### WHAT IS ASKED
Repeat each entry as written, dropping any picture you find.

Figure record extracts
================================

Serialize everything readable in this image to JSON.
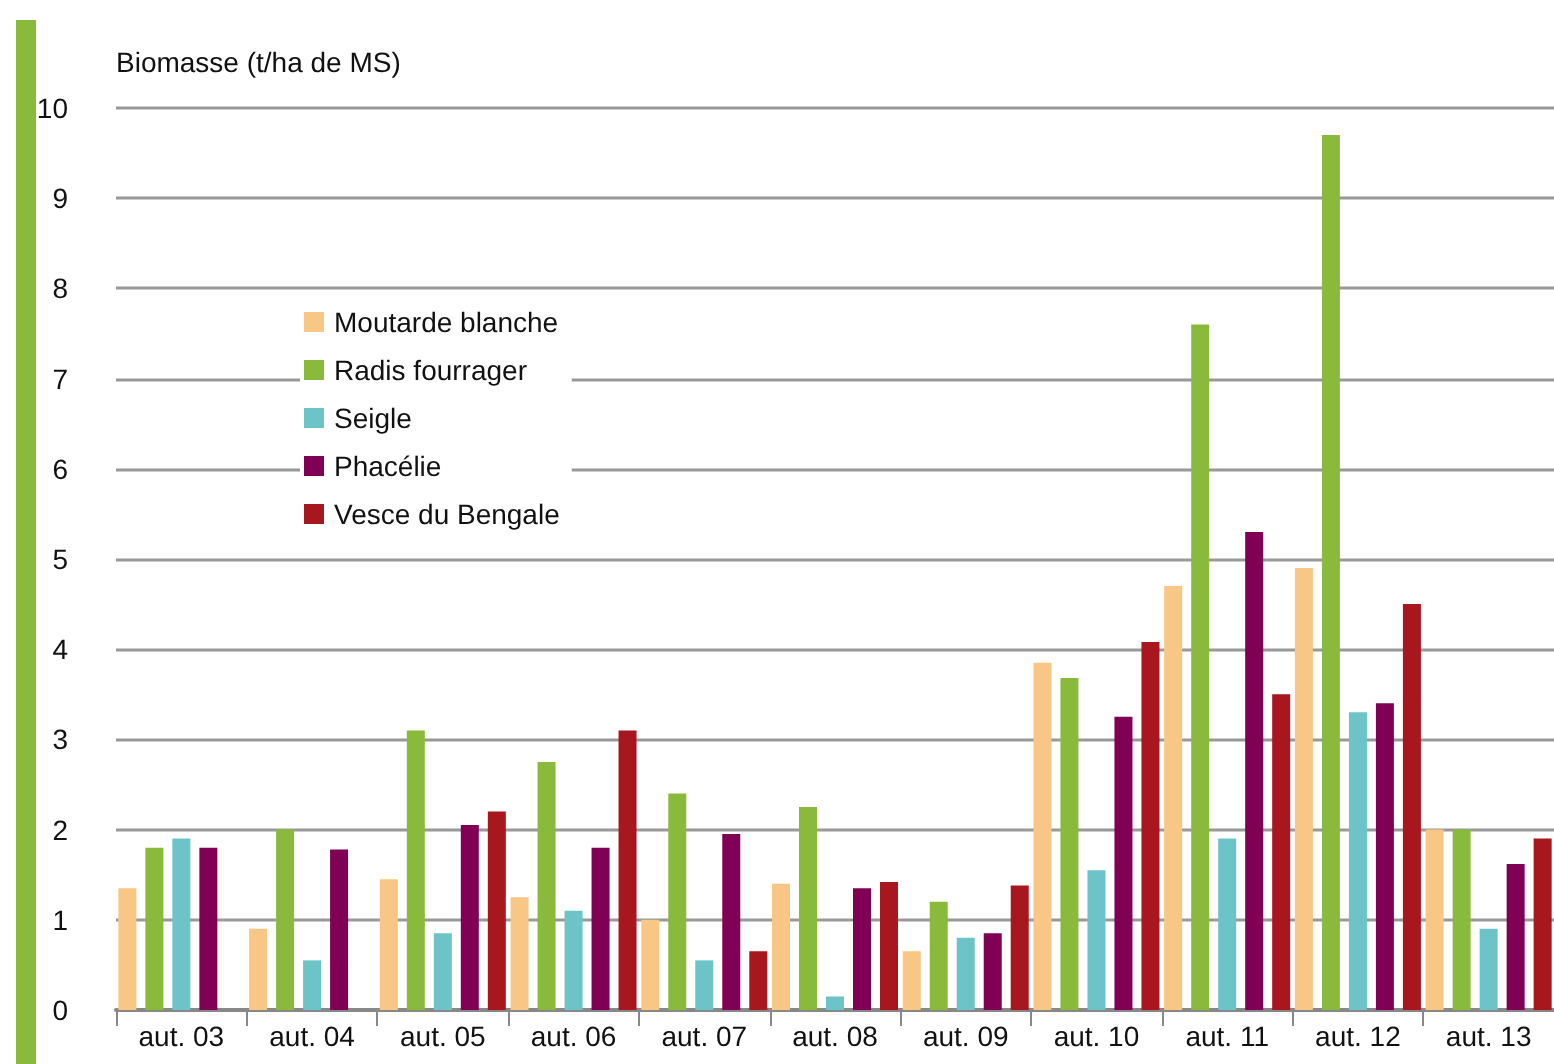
{
  "chart_data": {
    "type": "bar",
    "ylabel": "Biomasse (t/ha de MS)",
    "categories": [
      "aut. 03",
      "aut. 04",
      "aut. 05",
      "aut. 06",
      "aut. 07",
      "aut. 08",
      "aut. 09",
      "aut. 10",
      "aut. 11",
      "aut. 12",
      "aut. 13"
    ],
    "series": [
      {
        "name": "Moutarde blanche",
        "color": "#f9c785",
        "values": [
          1.35,
          0.9,
          1.45,
          1.25,
          1.0,
          1.4,
          0.65,
          3.85,
          4.7,
          4.9,
          2.0
        ]
      },
      {
        "name": "Radis fourrager",
        "color": "#8aba3c",
        "values": [
          1.8,
          2.0,
          3.1,
          2.75,
          2.4,
          2.25,
          1.2,
          3.68,
          7.6,
          9.7,
          2.0
        ]
      },
      {
        "name": "Seigle",
        "color": "#6cc3c8",
        "values": [
          1.9,
          0.55,
          0.85,
          1.1,
          0.55,
          0.15,
          0.8,
          1.55,
          1.9,
          3.3,
          0.9
        ]
      },
      {
        "name": "Phacélie",
        "color": "#7f0055",
        "values": [
          1.8,
          1.78,
          2.05,
          1.8,
          1.95,
          1.35,
          0.85,
          3.25,
          5.3,
          3.4,
          1.62
        ]
      },
      {
        "name": "Vesce du Bengale",
        "color": "#a8161e",
        "values": [
          null,
          null,
          2.2,
          3.1,
          0.65,
          1.42,
          1.38,
          4.08,
          3.5,
          4.5,
          1.9
        ]
      }
    ],
    "ylim": [
      0,
      10
    ],
    "yticks": [
      0,
      1,
      2,
      3,
      4,
      5,
      6,
      7,
      8,
      9,
      10
    ],
    "grid": "y",
    "legend": "top left"
  }
}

================================

### THE REPLY
Serialize everything readable in this image to JSON.
{
  "chart_data": {
    "type": "bar",
    "ylabel": "Biomasse (t/ha de MS)",
    "categories": [
      "aut. 03",
      "aut. 04",
      "aut. 05",
      "aut. 06",
      "aut. 07",
      "aut. 08",
      "aut. 09",
      "aut. 10",
      "aut. 11",
      "aut. 12",
      "aut. 13"
    ],
    "series": [
      {
        "name": "Moutarde blanche",
        "color": "#f9c785",
        "values": [
          1.35,
          0.9,
          1.45,
          1.25,
          1.0,
          1.4,
          0.65,
          3.85,
          4.7,
          4.9,
          2.0
        ]
      },
      {
        "name": "Radis fourrager",
        "color": "#8aba3c",
        "values": [
          1.8,
          2.0,
          3.1,
          2.75,
          2.4,
          2.25,
          1.2,
          3.68,
          7.6,
          9.7,
          2.0
        ]
      },
      {
        "name": "Seigle",
        "color": "#6cc3c8",
        "values": [
          1.9,
          0.55,
          0.85,
          1.1,
          0.55,
          0.15,
          0.8,
          1.55,
          1.9,
          3.3,
          0.9
        ]
      },
      {
        "name": "Phacélie",
        "color": "#7f0055",
        "values": [
          1.8,
          1.78,
          2.05,
          1.8,
          1.95,
          1.35,
          0.85,
          3.25,
          5.3,
          3.4,
          1.62
        ]
      },
      {
        "name": "Vesce du Bengale",
        "color": "#a8161e",
        "values": [
          null,
          null,
          2.2,
          3.1,
          0.65,
          1.42,
          1.38,
          4.08,
          3.5,
          4.5,
          1.9
        ]
      }
    ],
    "ylim": [
      0,
      10
    ],
    "yticks": [
      0,
      1,
      2,
      3,
      4,
      5,
      6,
      7,
      8,
      9,
      10
    ],
    "grid": "y",
    "legend": "top left"
  }
}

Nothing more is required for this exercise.